**Exercise description**. Locate all lines in the data below that hold "document" and show them.

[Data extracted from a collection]

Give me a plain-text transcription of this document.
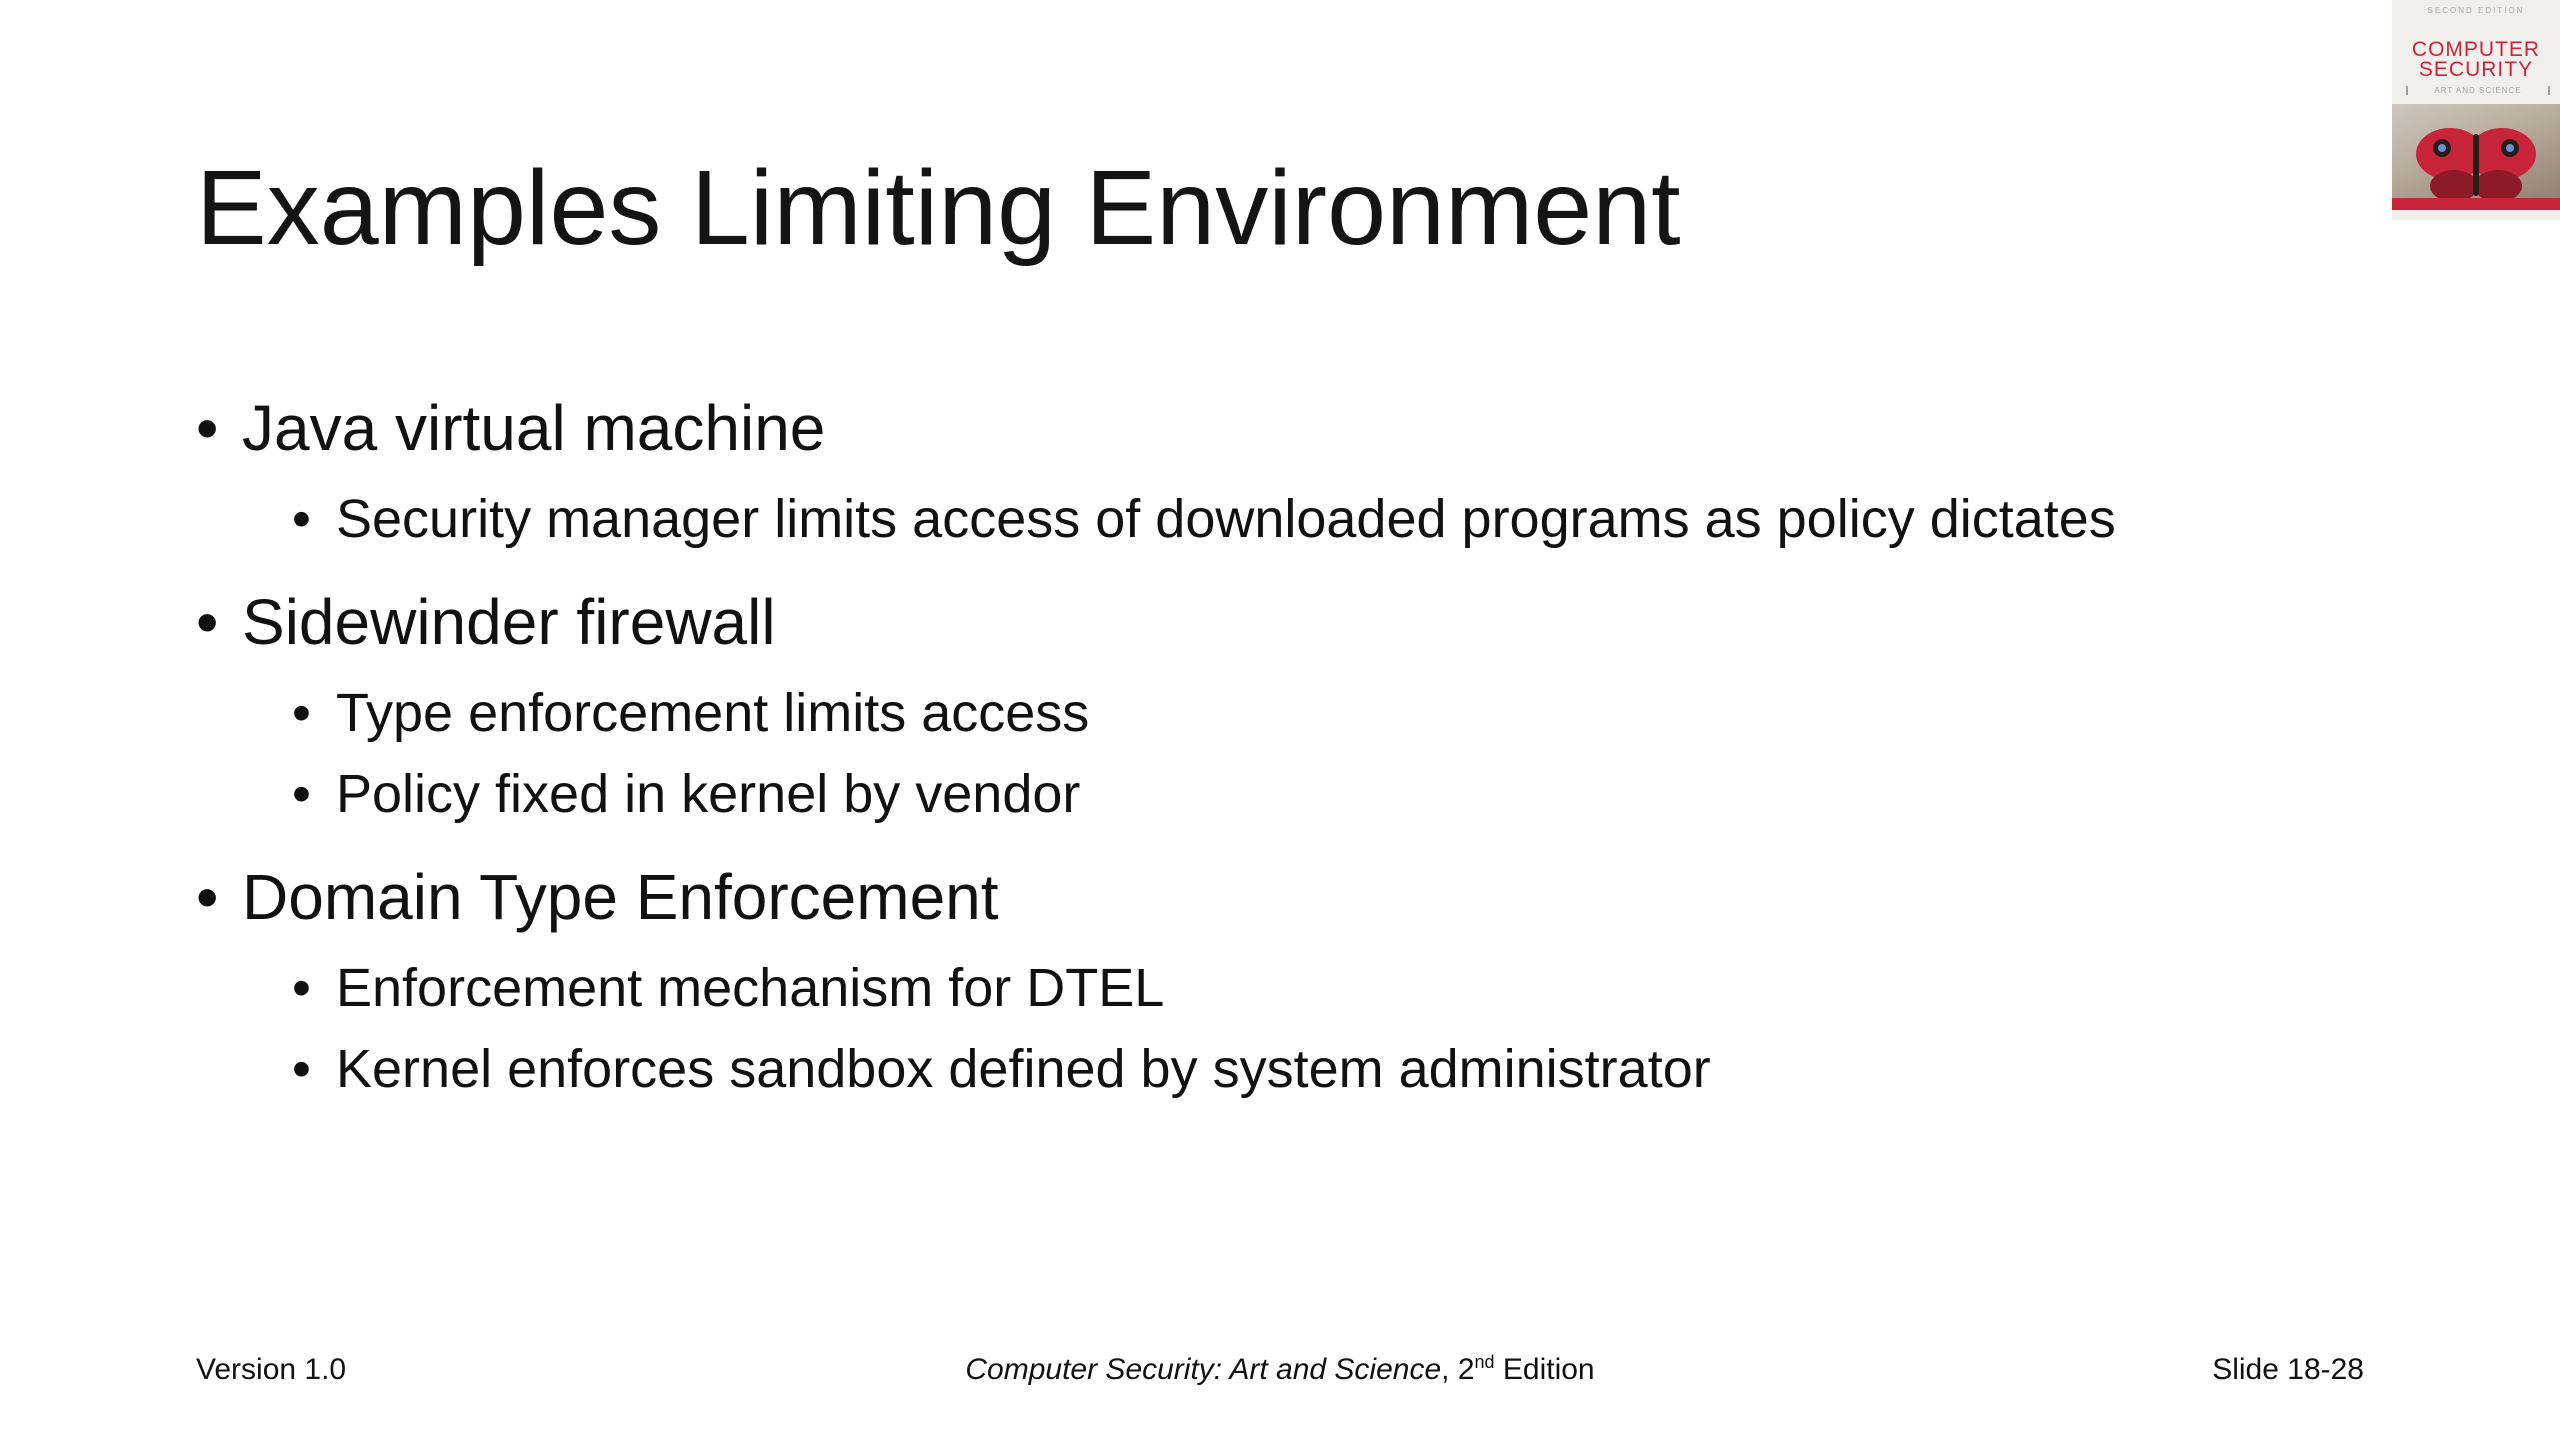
Examples Limiting Environment
• Java virtual machine
• Security manager limits access of downloaded programs as policy dictates
• Sidewinder firewall
• Type enforcement limits access
• Policy fixed in kernel by vendor
• Domain Type Enforcement
• Enforcement mechanism for DTEL
• Kernel enforces sandbox defined by system administrator
Version 1.0	Computer Security: Art and Science, 2nd Edition	Slide 18-28
SECOND EDITION
COMPUTER
SECURITY
ART AND SCIENCE
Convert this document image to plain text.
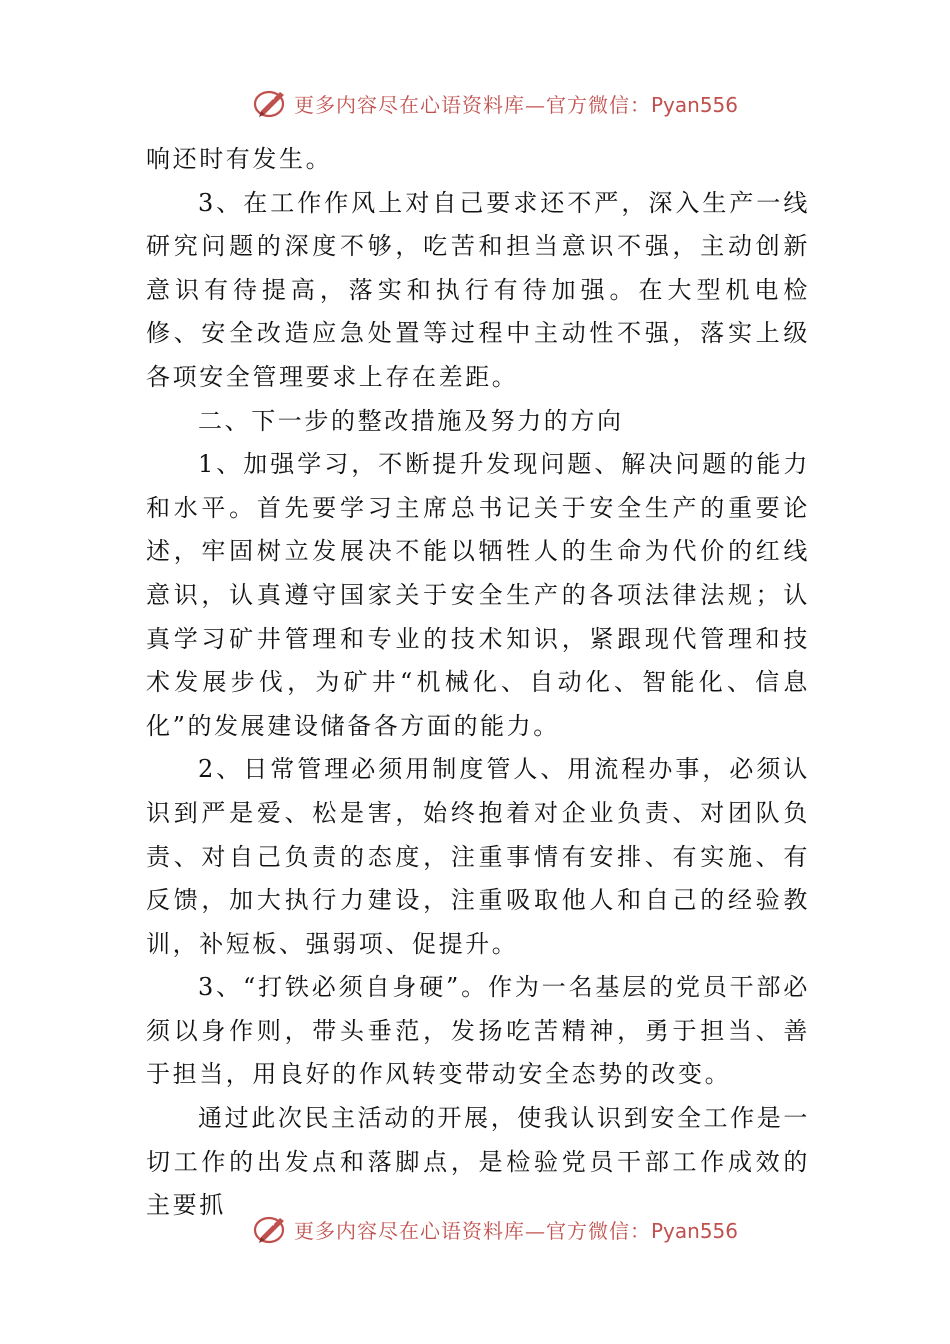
更多内容尽在心语资料库—官方微信：Pyan556

响还时有发生。

3、在工作作风上对自己要求还不严，深入生产一线研究问题的深度不够，吃苦和担当意识不强，主动创新意识有待提高，落实和执行有待加强。在大型机电检修、安全改造应急处置等过程中主动性不强，落实上级各项安全管理要求上存在差距。

二、下一步的整改措施及努力的方向

1、加强学习，不断提升发现问题、解决问题的能力和水平。首先要学习主席总书记关于安全生产的重要论述，牢固树立发展决不能以牺牲人的生命为代价的红线意识，认真遵守国家关于安全生产的各项法律法规；认真学习矿井管理和专业的技术知识，紧跟现代管理和技术发展步伐，为矿井“机械化、自动化、智能化、信息化”的发展建设储备各方面的能力。

2、日常管理必须用制度管人、用流程办事，必须认识到严是爱、松是害，始终抱着对企业负责、对团队负责、对自己负责的态度，注重事情有安排、有实施、有反馈，加大执行力建设，注重吸取他人和自己的经验教训，补短板、强弱项、促提升。

3、“打铁必须自身硬”。作为一名基层的党员干部必须以身作则，带头垂范，发扬吃苦精神，勇于担当、善于担当，用良好的作风转变带动安全态势的改变。

通过此次民主活动的开展，使我认识到安全工作是一切工作的出发点和落脚点，是检验党员干部工作成效的主要抓

更多内容尽在心语资料库—官方微信：Pyan556
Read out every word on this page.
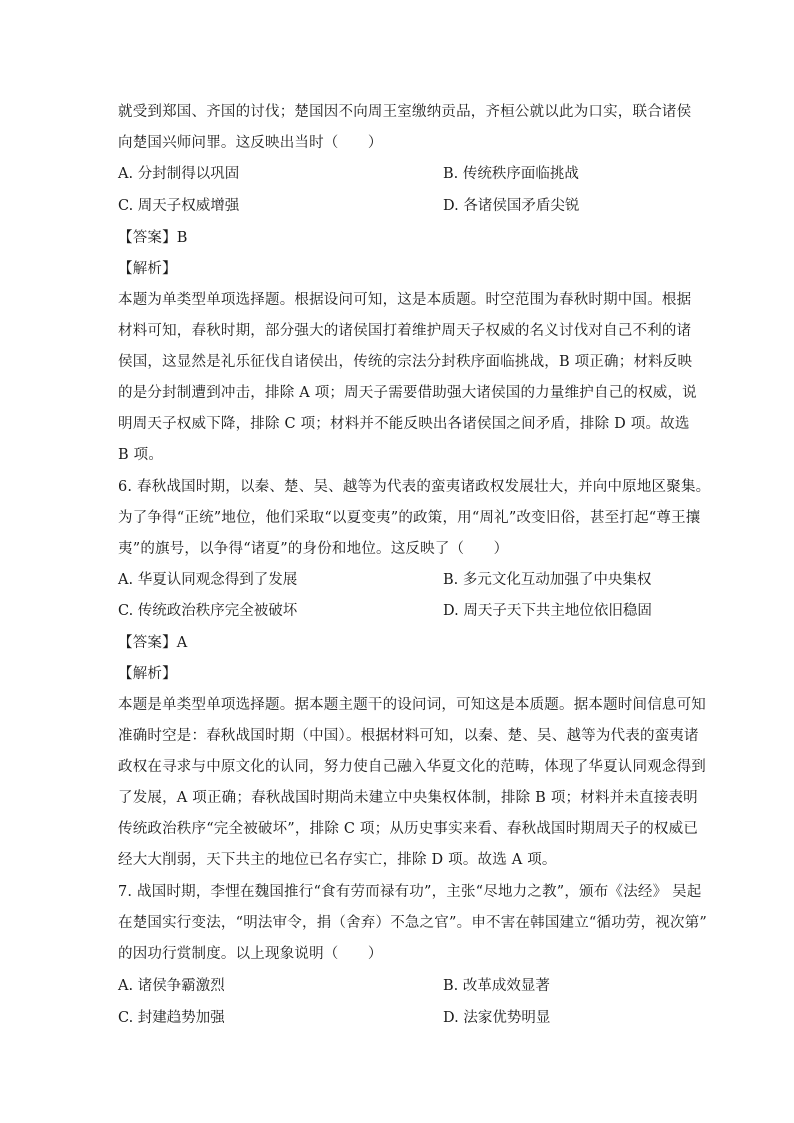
就受到郑国、齐国的讨伐；楚国因不向周王室缴纳贡品，齐桓公就以此为口实，联合诸侯
向楚国兴师问罪。这反映出当时（　　）
A. 分封制得以巩固	B. 传统秩序面临挑战
C. 周天子权威增强	D. 各诸侯国矛盾尖锐
【答案】B
【解析】
本题为单类型单项选择题。根据设问可知，这是本质题。时空范围为春秋时期中国。根据
材料可知，春秋时期，部分强大的诸侯国打着维护周天子权威的名义讨伐对自己不利的诸
侯国，这显然是礼乐征伐自诸侯出，传统的宗法分封秩序面临挑战，B 项正确；材料反映
的是分封制遭到冲击，排除 A 项；周天子需要借助强大诸侯国的力量维护自己的权威，说
明周天子权威下降，排除 C 项；材料并不能反映出各诸侯国之间矛盾，排除 D 项。故选
B 项。
6. 春秋战国时期，以秦、楚、吴、越等为代表的蛮夷诸政权发展壮大，并向中原地区聚集。
为了争得“正统”地位，他们采取“以夏变夷”的政策，用“周礼”改变旧俗，甚至打起“尊王攘
夷”的旗号，以争得“诸夏”的身份和地位。这反映了（　　）
A. 华夏认同观念得到了发展	B. 多元文化互动加强了中央集权
C. 传统政治秩序完全被破坏	D. 周天子天下共主地位依旧稳固
【答案】A
【解析】
本题是单类型单项选择题。据本题主题干的设问词，可知这是本质题。据本题时间信息可知
准确时空是：春秋战国时期（中国）。根据材料可知，以秦、楚、吴、越等为代表的蛮夷诸
政权在寻求与中原文化的认同，努力使自己融入华夏文化的范畴，体现了华夏认同观念得到
了发展，A 项正确；春秋战国时期尚未建立中央集权体制，排除 B 项；材料并未直接表明
传统政治秩序“完全被破坏”，排除 C 项；从历史事实来看、春秋战国时期周天子的权威已
经大大削弱，天下共主的地位已名存实亡，排除 D 项。故选 A 项。
7. 战国时期，李悝在魏国推行“食有劳而禄有功”，主张“尽地力之教”，颁布《法经》 吴起
在楚国实行变法，“明法审令，捐（舍弃）不急之官”。申不害在韩国建立“循功劳，视次第”
的因功行赏制度。以上现象说明（　　）
A. 诸侯争霸激烈	B. 改革成效显著
C. 封建趋势加强	D. 法家优势明显
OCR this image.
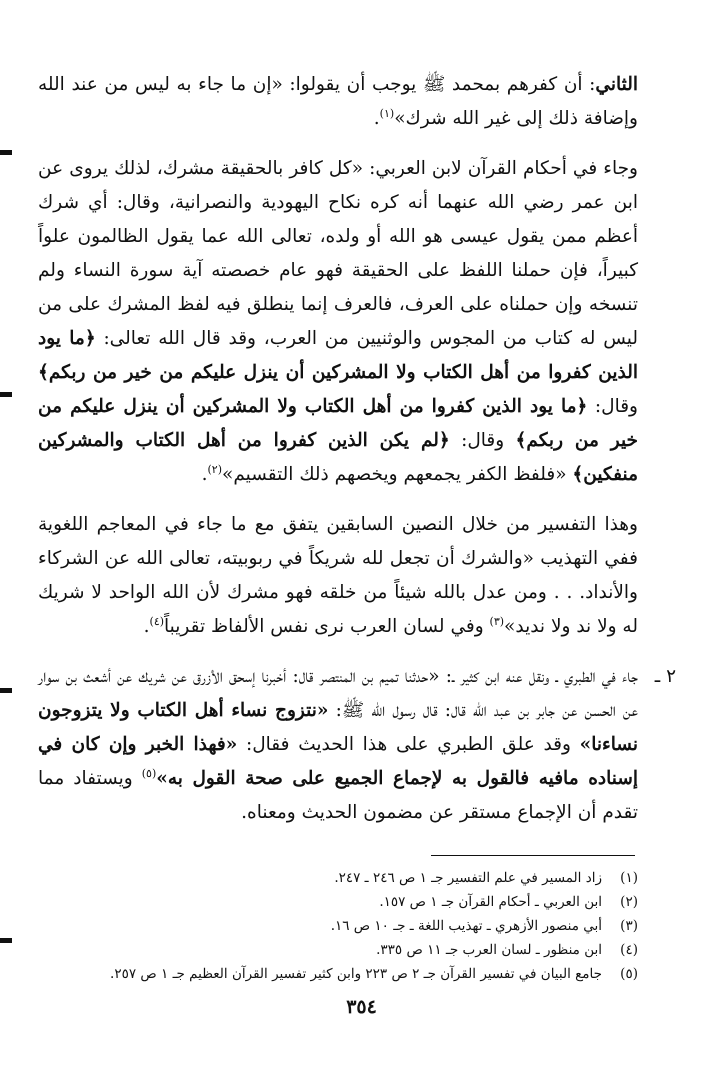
الثاني: أن كفرهم بمحمد ﷺ يوجب أن يقولوا: «إن ما جاء به ليس من عند الله وإضافة ذلك إلى غير الله شرك»$^{(١)}$.

وجاء في أحكام القرآن لابن العربي: «كل كافر بالحقيقة مشرك، لذلك يروى عن ابن عمر رضي الله عنهما أنه كره نكاح اليهودية والنصرانية، وقال: أي شرك أعظم ممن يقول عيسى هو الله أو ولده، تعالى الله عما يقول الظالمون علواً كبيراً، فإن حملنا اللفظ على الحقيقة فهو عام خصصته آية سورة النساء ولم تنسخه وإن حملناه على العرف، فالعرف إنما ينطلق فيه لفظ المشرك على من ليس له كتاب من المجوس والوثنيين من العرب، وقد قال الله تعالى: ﴿ما يود الذين كفروا من أهل الكتاب ولا المشركين أن ينزل عليكم من خير من ربكم﴾ وقال: ﴿ما يود الذين كفروا من أهل الكتاب ولا المشركين أن ينزل عليكم من خير من ربكم﴾ وقال: ﴿لم يكن الذين كفروا من أهل الكتاب والمشركين منفكين﴾ «فلفظ الكفر يجمعهم ويخصهم ذلك التقسيم»$^{(٢)}$.

وهذا التفسير من خلال النصين السابقين يتفق مع ما جاء في المعاجم اللغوية ففي التهذيب «والشرك أن تجعل لله شريكاً في ربوبيته، تعالى الله عن الشركاء والأنداد. . . ومن عدل بالله شيئاً من خلقه فهو مشرك لأن الله الواحد لا شريك له ولا ند ولا نديد»$^{(٣)}$ وفي لسان العرب نرى نفس الألفاظ تقريباً$^{(٤)}$.

٢ ـ

جاء في الطبري ـ ونقل عنه ابن كثير ـ: «حدثنا تميم بن المنتصر قال: أخبرنا إسحق الأزرق عن شريك عن أشعث بن سوار عن الحسن عن جابر بن عبد الله قال: قال رسول الله ﷺ: «نتزوج نساء أهل الكتاب ولا يتزوجون نساءنا» وقد علق الطبري على هذا الحديث فقال: «فهذا الخبر وإن كان في إسناده مافيه فالقول به لإجماع الجميع على صحة القول به»$^{(٥)}$ ويستفاد مما تقدم أن الإجماع مستقر عن مضمون الحديث ومعناه.

(١)
زاد المسير في علم التفسير جـ ١ ص ٢٤٦ ـ ٢٤٧.
(٢)
ابن العربي ـ أحكام القرآن جـ ١ ص ١٥٧.
(٣)
أبي منصور الأزهري ـ تهذيب اللغة ـ جـ ١٠ ص ١٦.
(٤)
ابن منظور ـ لسان العرب جـ ١١ ص ٣٣٥.
(٥)
جامع البيان في تفسير القرآن جـ ٢ ص ٢٢٣ وابن كثير تفسير القرآن العظيم جـ ١ ص ٢٥٧.
٣٥٤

**Completed exercise**.
Give me a plain-text transcription of this document.
Convert this document image to plain text.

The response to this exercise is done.